==== The data

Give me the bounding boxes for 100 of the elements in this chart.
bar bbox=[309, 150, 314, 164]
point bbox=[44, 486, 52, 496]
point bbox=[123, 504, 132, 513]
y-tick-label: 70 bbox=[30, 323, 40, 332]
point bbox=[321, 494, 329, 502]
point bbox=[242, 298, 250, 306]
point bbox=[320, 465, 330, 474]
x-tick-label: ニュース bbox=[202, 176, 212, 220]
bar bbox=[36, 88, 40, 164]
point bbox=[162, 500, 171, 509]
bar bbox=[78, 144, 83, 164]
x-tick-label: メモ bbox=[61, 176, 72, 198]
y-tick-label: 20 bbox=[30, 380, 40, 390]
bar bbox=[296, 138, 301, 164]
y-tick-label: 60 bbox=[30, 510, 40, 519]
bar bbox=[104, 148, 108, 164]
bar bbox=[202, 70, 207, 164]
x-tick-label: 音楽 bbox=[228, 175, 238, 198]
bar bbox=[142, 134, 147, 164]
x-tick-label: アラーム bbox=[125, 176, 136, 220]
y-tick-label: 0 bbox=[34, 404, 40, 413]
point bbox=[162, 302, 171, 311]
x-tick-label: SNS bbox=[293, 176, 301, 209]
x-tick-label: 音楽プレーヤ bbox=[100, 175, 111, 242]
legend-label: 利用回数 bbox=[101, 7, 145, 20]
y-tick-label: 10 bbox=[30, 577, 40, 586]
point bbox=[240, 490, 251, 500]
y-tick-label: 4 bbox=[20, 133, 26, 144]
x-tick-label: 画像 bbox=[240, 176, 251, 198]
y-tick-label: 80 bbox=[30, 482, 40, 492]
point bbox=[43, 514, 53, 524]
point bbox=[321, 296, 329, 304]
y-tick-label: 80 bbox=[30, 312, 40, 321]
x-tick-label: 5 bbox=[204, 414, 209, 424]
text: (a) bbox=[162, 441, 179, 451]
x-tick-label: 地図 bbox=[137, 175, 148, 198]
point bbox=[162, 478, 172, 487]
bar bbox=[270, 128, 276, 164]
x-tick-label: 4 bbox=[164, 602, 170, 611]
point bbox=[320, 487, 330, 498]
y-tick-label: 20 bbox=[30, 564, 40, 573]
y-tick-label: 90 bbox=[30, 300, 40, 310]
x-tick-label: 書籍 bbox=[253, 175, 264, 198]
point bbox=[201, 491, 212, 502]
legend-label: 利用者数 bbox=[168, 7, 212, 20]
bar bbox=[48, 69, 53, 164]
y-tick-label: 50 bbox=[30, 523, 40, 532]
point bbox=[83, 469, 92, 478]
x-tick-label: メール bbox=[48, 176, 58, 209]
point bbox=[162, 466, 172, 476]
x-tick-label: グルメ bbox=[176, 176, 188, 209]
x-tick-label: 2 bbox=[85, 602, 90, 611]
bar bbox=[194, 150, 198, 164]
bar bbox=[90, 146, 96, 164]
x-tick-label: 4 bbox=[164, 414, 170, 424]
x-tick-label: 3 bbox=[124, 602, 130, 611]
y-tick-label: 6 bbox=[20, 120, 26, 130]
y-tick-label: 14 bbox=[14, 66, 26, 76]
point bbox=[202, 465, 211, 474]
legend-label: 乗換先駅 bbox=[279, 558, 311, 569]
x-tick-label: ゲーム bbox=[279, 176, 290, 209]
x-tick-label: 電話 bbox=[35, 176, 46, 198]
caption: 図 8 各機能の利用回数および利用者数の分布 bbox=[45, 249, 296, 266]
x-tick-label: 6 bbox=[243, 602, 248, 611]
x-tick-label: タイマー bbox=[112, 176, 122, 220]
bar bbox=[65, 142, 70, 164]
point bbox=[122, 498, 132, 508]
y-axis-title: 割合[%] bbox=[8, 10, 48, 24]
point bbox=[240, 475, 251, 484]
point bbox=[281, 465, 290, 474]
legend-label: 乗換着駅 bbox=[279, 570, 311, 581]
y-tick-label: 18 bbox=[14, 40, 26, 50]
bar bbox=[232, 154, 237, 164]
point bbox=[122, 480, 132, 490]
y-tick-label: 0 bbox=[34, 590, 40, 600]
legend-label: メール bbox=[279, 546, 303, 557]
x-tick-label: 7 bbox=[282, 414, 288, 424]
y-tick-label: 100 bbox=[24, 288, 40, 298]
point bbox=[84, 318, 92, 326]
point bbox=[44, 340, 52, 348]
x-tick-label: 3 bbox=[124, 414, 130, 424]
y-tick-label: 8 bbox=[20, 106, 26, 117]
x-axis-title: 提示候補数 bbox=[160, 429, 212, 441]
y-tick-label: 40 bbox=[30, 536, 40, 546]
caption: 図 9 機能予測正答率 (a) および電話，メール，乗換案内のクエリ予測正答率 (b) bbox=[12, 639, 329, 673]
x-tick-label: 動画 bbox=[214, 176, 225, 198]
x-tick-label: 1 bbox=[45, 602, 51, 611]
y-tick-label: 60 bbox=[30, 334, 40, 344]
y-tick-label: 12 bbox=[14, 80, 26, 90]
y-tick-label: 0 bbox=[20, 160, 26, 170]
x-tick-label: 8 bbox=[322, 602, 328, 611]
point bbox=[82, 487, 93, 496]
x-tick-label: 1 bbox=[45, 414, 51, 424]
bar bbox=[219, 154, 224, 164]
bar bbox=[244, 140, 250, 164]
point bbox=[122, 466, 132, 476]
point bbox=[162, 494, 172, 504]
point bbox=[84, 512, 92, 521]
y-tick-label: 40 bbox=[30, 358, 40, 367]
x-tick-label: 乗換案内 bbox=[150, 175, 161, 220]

========

== What is needed ==
Please write out each line of the records above without any changes.

== Answer to the exercise ==
Give me the bounding boxes for 100 of the elements in this chart.
bar bbox=[309, 150, 314, 164]
point bbox=[44, 486, 52, 496]
point bbox=[123, 504, 132, 513]
y-tick-label: 70 bbox=[30, 323, 40, 332]
point bbox=[321, 494, 329, 502]
point bbox=[242, 298, 250, 306]
point bbox=[320, 465, 330, 474]
x-tick-label: ニュース bbox=[202, 176, 212, 220]
bar bbox=[36, 88, 40, 164]
point bbox=[162, 500, 171, 509]
bar bbox=[78, 144, 83, 164]
x-tick-label: メモ bbox=[61, 176, 72, 198]
y-tick-label: 20 bbox=[30, 380, 40, 390]
bar bbox=[296, 138, 301, 164]
y-tick-label: 60 bbox=[30, 510, 40, 519]
bar bbox=[104, 148, 108, 164]
bar bbox=[202, 70, 207, 164]
x-tick-label: 音楽 bbox=[228, 175, 238, 198]
bar bbox=[142, 134, 147, 164]
x-tick-label: アラーム bbox=[125, 176, 136, 220]
y-tick-label: 0 bbox=[34, 404, 40, 413]
point bbox=[162, 302, 171, 311]
x-tick-label: SNS bbox=[293, 176, 301, 209]
x-tick-label: 音楽プレーヤ bbox=[100, 175, 111, 242]
legend-label: 利用回数 bbox=[101, 7, 145, 20]
y-tick-label: 10 bbox=[30, 577, 40, 586]
point bbox=[240, 490, 251, 500]
y-tick-label: 4 bbox=[20, 133, 26, 144]
x-tick-label: 画像 bbox=[240, 176, 251, 198]
y-tick-label: 80 bbox=[30, 482, 40, 492]
point bbox=[43, 514, 53, 524]
point bbox=[321, 296, 329, 304]
y-tick-label: 80 bbox=[30, 312, 40, 321]
x-tick-label: 5 bbox=[204, 414, 209, 424]
text: (a) bbox=[162, 441, 179, 451]
x-tick-label: 地図 bbox=[137, 175, 148, 198]
point bbox=[162, 478, 172, 487]
bar bbox=[270, 128, 276, 164]
x-tick-label: 4 bbox=[164, 602, 170, 611]
point bbox=[320, 487, 330, 498]
y-tick-label: 20 bbox=[30, 564, 40, 573]
y-tick-label: 90 bbox=[30, 300, 40, 310]
x-tick-label: 書籍 bbox=[253, 175, 264, 198]
point bbox=[201, 491, 212, 502]
legend-label: 利用者数 bbox=[168, 7, 212, 20]
bar bbox=[48, 69, 53, 164]
y-tick-label: 50 bbox=[30, 523, 40, 532]
point bbox=[83, 469, 92, 478]
x-tick-label: メール bbox=[48, 176, 58, 209]
point bbox=[162, 466, 172, 476]
x-tick-label: グルメ bbox=[176, 176, 188, 209]
x-tick-label: 2 bbox=[85, 602, 90, 611]
bar bbox=[194, 150, 198, 164]
bar bbox=[90, 146, 96, 164]
x-tick-label: 4 bbox=[164, 414, 170, 424]
x-tick-label: 3 bbox=[124, 602, 130, 611]
y-tick-label: 6 bbox=[20, 120, 26, 130]
y-tick-label: 14 bbox=[14, 66, 26, 76]
point bbox=[202, 465, 211, 474]
legend-label: 乗換先駅 bbox=[279, 558, 311, 569]
x-tick-label: ゲーム bbox=[279, 176, 290, 209]
x-tick-label: 電話 bbox=[35, 176, 46, 198]
caption: 図 8 各機能の利用回数および利用者数の分布 bbox=[45, 249, 296, 266]
x-tick-label: 6 bbox=[243, 602, 248, 611]
x-tick-label: タイマー bbox=[112, 176, 122, 220]
bar bbox=[65, 142, 70, 164]
point bbox=[122, 498, 132, 508]
y-axis-title: 割合[%] bbox=[8, 10, 48, 24]
point bbox=[240, 475, 251, 484]
point bbox=[281, 465, 290, 474]
legend-label: 乗換着駅 bbox=[279, 570, 311, 581]
y-tick-label: 18 bbox=[14, 40, 26, 50]
bar bbox=[232, 154, 237, 164]
point bbox=[122, 480, 132, 490]
y-tick-label: 0 bbox=[34, 590, 40, 600]
legend-label: メール bbox=[279, 546, 303, 557]
x-tick-label: 7 bbox=[282, 414, 288, 424]
y-tick-label: 100 bbox=[24, 288, 40, 298]
point bbox=[84, 318, 92, 326]
point bbox=[44, 340, 52, 348]
x-tick-label: 3 bbox=[124, 414, 130, 424]
y-tick-label: 8 bbox=[20, 106, 26, 117]
x-axis-title: 提示候補数 bbox=[160, 429, 212, 441]
y-tick-label: 40 bbox=[30, 536, 40, 546]
caption: 図 9 機能予測正答率 (a) および電話，メール，乗換案内のクエリ予測正答率 (b) bbox=[12, 639, 329, 673]
x-tick-label: 動画 bbox=[214, 176, 225, 198]
x-tick-label: 1 bbox=[45, 602, 51, 611]
y-tick-label: 60 bbox=[30, 334, 40, 344]
y-tick-label: 12 bbox=[14, 80, 26, 90]
y-tick-label: 0 bbox=[20, 160, 26, 170]
x-tick-label: 8 bbox=[322, 602, 328, 611]
point bbox=[82, 487, 93, 496]
x-tick-label: 1 bbox=[45, 414, 51, 424]
bar bbox=[219, 154, 224, 164]
bar bbox=[244, 140, 250, 164]
point bbox=[122, 466, 132, 476]
point bbox=[162, 494, 172, 504]
point bbox=[84, 512, 92, 521]
y-tick-label: 40 bbox=[30, 358, 40, 367]
x-tick-label: 乗換案内 bbox=[150, 175, 161, 220]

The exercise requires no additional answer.